[AIM OF THE TASK] Copy every line of the material below word for word.

Dataset records
++++

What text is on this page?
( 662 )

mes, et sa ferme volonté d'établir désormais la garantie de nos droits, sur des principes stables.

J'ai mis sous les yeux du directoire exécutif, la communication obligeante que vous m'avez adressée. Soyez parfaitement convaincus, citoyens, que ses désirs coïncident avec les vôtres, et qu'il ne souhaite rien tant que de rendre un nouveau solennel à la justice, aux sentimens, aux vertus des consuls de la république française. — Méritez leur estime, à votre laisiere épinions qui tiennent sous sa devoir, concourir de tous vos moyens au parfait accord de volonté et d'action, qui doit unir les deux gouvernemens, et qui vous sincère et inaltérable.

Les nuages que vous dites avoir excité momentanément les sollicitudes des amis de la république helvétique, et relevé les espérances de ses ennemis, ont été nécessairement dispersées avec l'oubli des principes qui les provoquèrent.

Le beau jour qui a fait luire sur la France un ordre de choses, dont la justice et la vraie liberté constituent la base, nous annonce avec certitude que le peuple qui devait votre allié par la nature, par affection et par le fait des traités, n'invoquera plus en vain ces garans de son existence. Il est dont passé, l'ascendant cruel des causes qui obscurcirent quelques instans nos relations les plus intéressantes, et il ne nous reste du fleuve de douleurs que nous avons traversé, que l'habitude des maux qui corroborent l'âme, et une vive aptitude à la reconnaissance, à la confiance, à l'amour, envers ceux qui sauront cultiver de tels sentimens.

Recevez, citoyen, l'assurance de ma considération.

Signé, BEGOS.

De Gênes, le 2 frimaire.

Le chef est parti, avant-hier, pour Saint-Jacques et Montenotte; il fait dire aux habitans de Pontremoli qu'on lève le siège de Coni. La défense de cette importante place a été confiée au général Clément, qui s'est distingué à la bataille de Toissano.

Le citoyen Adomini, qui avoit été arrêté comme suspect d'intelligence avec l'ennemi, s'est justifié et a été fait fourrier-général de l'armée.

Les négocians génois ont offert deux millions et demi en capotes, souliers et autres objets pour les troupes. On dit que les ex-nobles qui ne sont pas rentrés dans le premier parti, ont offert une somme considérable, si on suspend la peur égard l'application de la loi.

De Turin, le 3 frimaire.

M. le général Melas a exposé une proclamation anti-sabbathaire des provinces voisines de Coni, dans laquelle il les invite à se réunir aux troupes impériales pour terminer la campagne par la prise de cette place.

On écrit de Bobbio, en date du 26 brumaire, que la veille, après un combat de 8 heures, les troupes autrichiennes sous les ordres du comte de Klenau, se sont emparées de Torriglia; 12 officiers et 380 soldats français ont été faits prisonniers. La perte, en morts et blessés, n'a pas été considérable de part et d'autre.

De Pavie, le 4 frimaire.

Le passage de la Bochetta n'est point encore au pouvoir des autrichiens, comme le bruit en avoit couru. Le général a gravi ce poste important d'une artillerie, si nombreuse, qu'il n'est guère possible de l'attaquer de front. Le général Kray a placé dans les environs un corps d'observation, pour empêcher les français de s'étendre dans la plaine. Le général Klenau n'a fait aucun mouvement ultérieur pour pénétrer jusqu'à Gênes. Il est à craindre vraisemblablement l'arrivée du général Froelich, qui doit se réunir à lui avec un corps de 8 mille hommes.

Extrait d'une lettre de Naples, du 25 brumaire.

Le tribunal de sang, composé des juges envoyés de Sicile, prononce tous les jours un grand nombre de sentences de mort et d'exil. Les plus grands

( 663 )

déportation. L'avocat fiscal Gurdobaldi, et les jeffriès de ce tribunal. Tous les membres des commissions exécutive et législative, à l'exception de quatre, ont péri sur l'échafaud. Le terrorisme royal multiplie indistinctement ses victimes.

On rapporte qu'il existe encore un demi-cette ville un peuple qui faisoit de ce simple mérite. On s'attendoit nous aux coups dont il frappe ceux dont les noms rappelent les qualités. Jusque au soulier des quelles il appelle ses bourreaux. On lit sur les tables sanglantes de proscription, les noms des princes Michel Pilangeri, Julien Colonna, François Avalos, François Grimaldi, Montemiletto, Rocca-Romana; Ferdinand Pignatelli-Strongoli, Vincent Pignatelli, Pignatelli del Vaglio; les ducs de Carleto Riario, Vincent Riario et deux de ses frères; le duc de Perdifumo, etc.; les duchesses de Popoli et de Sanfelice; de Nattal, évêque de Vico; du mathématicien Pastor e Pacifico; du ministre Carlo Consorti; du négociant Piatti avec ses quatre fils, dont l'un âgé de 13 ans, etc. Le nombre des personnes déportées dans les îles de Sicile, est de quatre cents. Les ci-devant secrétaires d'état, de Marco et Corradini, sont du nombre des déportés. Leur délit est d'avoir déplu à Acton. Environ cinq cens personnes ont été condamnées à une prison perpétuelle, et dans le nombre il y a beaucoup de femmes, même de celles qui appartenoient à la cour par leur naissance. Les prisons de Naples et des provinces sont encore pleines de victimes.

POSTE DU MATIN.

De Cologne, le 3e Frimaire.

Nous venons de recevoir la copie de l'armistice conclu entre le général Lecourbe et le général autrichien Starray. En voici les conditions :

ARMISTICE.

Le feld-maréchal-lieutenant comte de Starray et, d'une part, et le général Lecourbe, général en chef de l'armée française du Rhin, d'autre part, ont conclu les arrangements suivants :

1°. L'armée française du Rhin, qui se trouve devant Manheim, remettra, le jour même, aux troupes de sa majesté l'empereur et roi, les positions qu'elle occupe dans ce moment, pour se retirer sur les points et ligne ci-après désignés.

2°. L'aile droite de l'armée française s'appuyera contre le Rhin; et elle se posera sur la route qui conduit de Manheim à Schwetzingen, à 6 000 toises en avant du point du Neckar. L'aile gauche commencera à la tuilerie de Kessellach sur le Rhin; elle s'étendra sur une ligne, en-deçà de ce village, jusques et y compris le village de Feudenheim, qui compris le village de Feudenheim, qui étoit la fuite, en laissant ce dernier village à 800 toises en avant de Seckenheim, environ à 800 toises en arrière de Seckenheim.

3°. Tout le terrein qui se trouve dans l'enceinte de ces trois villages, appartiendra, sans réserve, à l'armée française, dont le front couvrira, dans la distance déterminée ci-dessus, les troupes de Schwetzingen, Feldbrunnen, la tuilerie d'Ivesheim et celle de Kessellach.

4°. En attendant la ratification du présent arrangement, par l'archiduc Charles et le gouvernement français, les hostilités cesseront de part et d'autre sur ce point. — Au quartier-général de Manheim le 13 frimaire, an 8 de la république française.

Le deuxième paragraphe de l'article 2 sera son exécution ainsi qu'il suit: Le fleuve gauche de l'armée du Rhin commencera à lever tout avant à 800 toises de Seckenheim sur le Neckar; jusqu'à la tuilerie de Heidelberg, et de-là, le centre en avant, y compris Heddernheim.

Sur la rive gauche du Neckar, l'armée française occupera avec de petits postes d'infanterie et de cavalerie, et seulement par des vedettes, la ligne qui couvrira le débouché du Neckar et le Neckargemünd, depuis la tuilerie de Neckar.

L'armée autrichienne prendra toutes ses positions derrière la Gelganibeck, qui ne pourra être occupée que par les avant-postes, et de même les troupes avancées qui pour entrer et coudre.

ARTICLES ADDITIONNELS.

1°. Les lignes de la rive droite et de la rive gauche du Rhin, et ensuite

++++

[OUTPUT BELOW]
What text is on this page?
( 662 )

mes, et sa ferme volonté d'établir désormais la garantie de nos droits, sur des principes stables.

J'ai mis sous les yeux du directoire exécutif, la communication obligeante que vous m'avez adressée. Soyez parfaitement convaincus, citoyens, que ses désirs coïncident avec les vôtres, et qu'il ne souhaite rien tant que de rendre un nouveau solennel à la justice, aux sentimens, aux vertus des consuls de la république française. — Méritez leur estime, à votre laisiere épinions qui tiennent sous sa devoir, concourir de tous vos moyens au parfait accord de volonté et d'action, qui doit unir les deux gouvernemens, et qui vous sincère et inaltérable.

Les nuages que vous dites avoir excité momentanément les sollicitudes des amis de la république helvétique, et relevé les espérances de ses ennemis, ont été nécessairement dispersées avec l'oubli des principes qui les provoquèrent.

Le beau jour qui a fait luire sur la France un ordre de choses, dont la justice et la vraie liberté constituent la base, nous annonce avec certitude que le peuple qui devait votre allié par la nature, par affection et par le fait des traités, n'invoquera plus en vain ces garans de son existence. Il est dont passé, l'ascendant cruel des causes qui obscurcirent quelques instans nos relations les plus intéressantes, et il ne nous reste du fleuve de douleurs que nous avons traversé, que l'habitude des maux qui corroborent l'âme, et une vive aptitude à la reconnaissance, à la confiance, à l'amour, envers ceux qui sauront cultiver de tels sentimens.

Recevez, citoyen, l'assurance de ma considération.

Signé, BEGOS.

De Gênes, le 2 frimaire.

Le chef est parti, avant-hier, pour Saint-Jacques et Montenotte; il fait dire aux habitans de Pontremoli qu'on lève le siège de Coni. La défense de cette importante place a été confiée au général Clément, qui s'est distingué à la bataille de Toissano.

Le citoyen Adomini, qui avoit été arrêté comme suspect d'intelligence avec l'ennemi, s'est justifié et a été fait fourrier-général de l'armée.

Les négocians génois ont offert deux millions et demi en capotes, souliers et autres objets pour les troupes. On dit que les ex-nobles qui ne sont pas rentrés dans le premier parti, ont offert une somme considérable, si on suspend la peur égard l'application de la loi.

De Turin, le 3 frimaire.

M. le général Melas a exposé une proclamation anti-sabbathaire des provinces voisines de Coni, dans laquelle il les invite à se réunir aux troupes impériales pour terminer la campagne par la prise de cette place.

On écrit de Bobbio, en date du 26 brumaire, que la veille, après un combat de 8 heures, les troupes autrichiennes sous les ordres du comte de Klenau, se sont emparées de Torriglia; 12 officiers et 380 soldats français ont été faits prisonniers. La perte, en morts et blessés, n'a pas été considérable de part et d'autre.

De Pavie, le 4 frimaire.

Le passage de la Bochetta n'est point encore au pouvoir des autrichiens, comme le bruit en avoit couru. Le général a gravi ce poste important d'une artillerie, si nombreuse, qu'il n'est guère possible de l'attaquer de front. Le général Kray a placé dans les environs un corps d'observation, pour empêcher les français de s'étendre dans la plaine. Le général Klenau n'a fait aucun mouvement ultérieur pour pénétrer jusqu'à Gênes. Il est à craindre vraisemblablement l'arrivée du général Froelich, qui doit se réunir à lui avec un corps de 8 mille hommes.

Extrait d'une lettre de Naples, du 25 brumaire.

Le tribunal de sang, composé des juges envoyés de Sicile, prononce tous les jours un grand nombre de sentences de mort et d'exil. Les plus grands

( 663 )

déportation. L'avocat fiscal Gurdobaldi, et les jeffriès de ce tribunal. Tous les membres des commissions exécutive et législative, à l'exception de quatre, ont péri sur l'échafaud. Le terrorisme royal multiplie indistinctement ses victimes.

On rapporte qu'il existe encore un demi-cette ville un peuple qui faisoit de ce simple mérite. On s'attendoit nous aux coups dont il frappe ceux dont les noms rappelent les qualités. Jusque au soulier des quelles il appelle ses bourreaux. On lit sur les tables sanglantes de proscription, les noms des princes Michel Pilangeri, Julien Colonna, François Avalos, François Grimaldi, Montemiletto, Rocca-Romana; Ferdinand Pignatelli-Strongoli, Vincent Pignatelli, Pignatelli del Vaglio; les ducs de Carleto Riario, Vincent Riario et deux de ses frères; le duc de Perdifumo, etc.; les duchesses de Popoli et de Sanfelice; de Nattal, évêque de Vico; du mathématicien Pastor e Pacifico; du ministre Carlo Consorti; du négociant Piatti avec ses quatre fils, dont l'un âgé de 13 ans, etc. Le nombre des personnes déportées dans les îles de Sicile, est de quatre cents. Les ci-devant secrétaires d'état, de Marco et Corradini, sont du nombre des déportés. Leur délit est d'avoir déplu à Acton. Environ cinq cens personnes ont été condamnées à une prison perpétuelle, et dans le nombre il y a beaucoup de femmes, même de celles qui appartenoient à la cour par leur naissance. Les prisons de Naples et des provinces sont encore pleines de victimes.

POSTE DU MATIN.

De Cologne, le 3e Frimaire.

Nous venons de recevoir la copie de l'armistice conclu entre le général Lecourbe et le général autrichien Starray. En voici les conditions :

ARMISTICE.

Le feld-maréchal-lieutenant comte de Starray et, d'une part, et le général Lecourbe, général en chef de l'armée française du Rhin, d'autre part, ont conclu les arrangements suivants :

1°. L'armée française du Rhin, qui se trouve devant Manheim, remettra, le jour même, aux troupes de sa majesté l'empereur et roi, les positions qu'elle occupe dans ce moment, pour se retirer sur les points et ligne ci-après désignés.

2°. L'aile droite de l'armée française s'appuyera contre le Rhin; et elle se posera sur la route qui conduit de Manheim à Schwetzingen, à 6 000 toises en avant du point du Neckar. L'aile gauche commencera à la tuilerie de Kessellach sur le Rhin; elle s'étendra sur une ligne, en-deçà de ce village, jusques et y compris le village de Feudenheim, qui compris le village de Feudenheim, qui étoit la fuite, en laissant ce dernier village à 800 toises en avant de Seckenheim, environ à 800 toises en arrière de Seckenheim.

3°. Tout le terrein qui se trouve dans l'enceinte de ces trois villages, appartiendra, sans réserve, à l'armée française, dont le front couvrira, dans la distance déterminée ci-dessus, les troupes de Schwetzingen, Feldbrunnen, la tuilerie d'Ivesheim et celle de Kessellach.

4°. En attendant la ratification du présent arrangement, par l'archiduc Charles et le gouvernement français, les hostilités cesseront de part et d'autre sur ce point. — Au quartier-général de Manheim le 13 frimaire, an 8 de la république française.

Le deuxième paragraphe de l'article 2 sera son exécution ainsi qu'il suit: Le fleuve gauche de l'armée du Rhin commencera à lever tout avant à 800 toises de Seckenheim sur le Neckar; jusqu'à la tuilerie de Heidelberg, et de-là, le centre en avant, y compris Heddernheim.

Sur la rive gauche du Neckar, l'armée française occupera avec de petits postes d'infanterie et de cavalerie, et seulement par des vedettes, la ligne qui couvrira le débouché du Neckar et le Neckargemünd, depuis la tuilerie de Neckar.

L'armée autrichienne prendra toutes ses positions derrière la Gelganibeck, qui ne pourra être occupée que par les avant-postes, et de même les troupes avancées qui pour entrer et coudre.

ARTICLES ADDITIONNELS.

1°. Les lignes de la rive droite et de la rive gauche du Rhin, et ensuite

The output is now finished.